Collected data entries
>>>>

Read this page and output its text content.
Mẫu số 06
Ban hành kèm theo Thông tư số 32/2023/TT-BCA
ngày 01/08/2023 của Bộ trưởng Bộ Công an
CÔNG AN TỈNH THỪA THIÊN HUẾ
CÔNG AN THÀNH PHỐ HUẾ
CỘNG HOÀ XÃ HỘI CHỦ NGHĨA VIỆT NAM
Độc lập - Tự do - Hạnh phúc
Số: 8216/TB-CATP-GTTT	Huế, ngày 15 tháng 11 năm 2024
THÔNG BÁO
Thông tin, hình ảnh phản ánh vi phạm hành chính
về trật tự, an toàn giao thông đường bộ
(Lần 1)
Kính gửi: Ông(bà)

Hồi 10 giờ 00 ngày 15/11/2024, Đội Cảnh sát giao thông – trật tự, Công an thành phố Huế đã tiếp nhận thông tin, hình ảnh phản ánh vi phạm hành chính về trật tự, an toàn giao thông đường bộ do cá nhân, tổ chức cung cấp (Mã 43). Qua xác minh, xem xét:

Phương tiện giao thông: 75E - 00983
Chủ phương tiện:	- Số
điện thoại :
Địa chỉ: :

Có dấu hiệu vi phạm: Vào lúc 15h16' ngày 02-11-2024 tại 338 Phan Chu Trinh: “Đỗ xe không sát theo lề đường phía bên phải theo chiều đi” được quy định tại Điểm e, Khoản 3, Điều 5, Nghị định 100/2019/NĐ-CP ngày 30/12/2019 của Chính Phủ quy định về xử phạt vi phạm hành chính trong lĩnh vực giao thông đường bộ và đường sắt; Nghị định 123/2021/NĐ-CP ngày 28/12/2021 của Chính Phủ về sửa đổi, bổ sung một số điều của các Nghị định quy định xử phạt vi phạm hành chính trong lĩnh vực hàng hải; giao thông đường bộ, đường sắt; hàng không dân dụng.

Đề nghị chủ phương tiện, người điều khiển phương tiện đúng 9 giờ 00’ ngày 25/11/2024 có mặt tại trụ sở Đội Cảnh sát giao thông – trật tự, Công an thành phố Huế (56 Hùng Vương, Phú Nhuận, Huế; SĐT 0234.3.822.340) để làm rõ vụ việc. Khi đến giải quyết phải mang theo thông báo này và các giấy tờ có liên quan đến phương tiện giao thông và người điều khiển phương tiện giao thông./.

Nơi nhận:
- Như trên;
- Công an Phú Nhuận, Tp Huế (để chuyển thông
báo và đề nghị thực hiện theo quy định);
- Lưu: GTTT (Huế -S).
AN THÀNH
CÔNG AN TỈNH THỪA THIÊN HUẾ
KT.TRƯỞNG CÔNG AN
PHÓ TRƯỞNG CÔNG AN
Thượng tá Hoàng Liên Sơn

<<<<

**Problem to solve**:
Where a line contains the string "tiện", extract that line.

**Finished exercise**:
Phương tiện giao thông: 75E - 00983
Chủ phương tiện:	- Số
Đề nghị chủ phương tiện, người điều khiển phương tiện đúng 9 giờ 00’ ngày 25/11/2024 có mặt tại trụ sở Đội Cảnh sát giao thông – trật tự, Công an thành phố Huế (56 Hùng Vương, Phú Nhuận, Huế; SĐT 0234.3.822.340) để làm rõ vụ việc. Khi đến giải quyết phải mang theo thông báo này và các giấy tờ có liên quan đến phương tiện giao thông và người điều khiển phương tiện giao thông./.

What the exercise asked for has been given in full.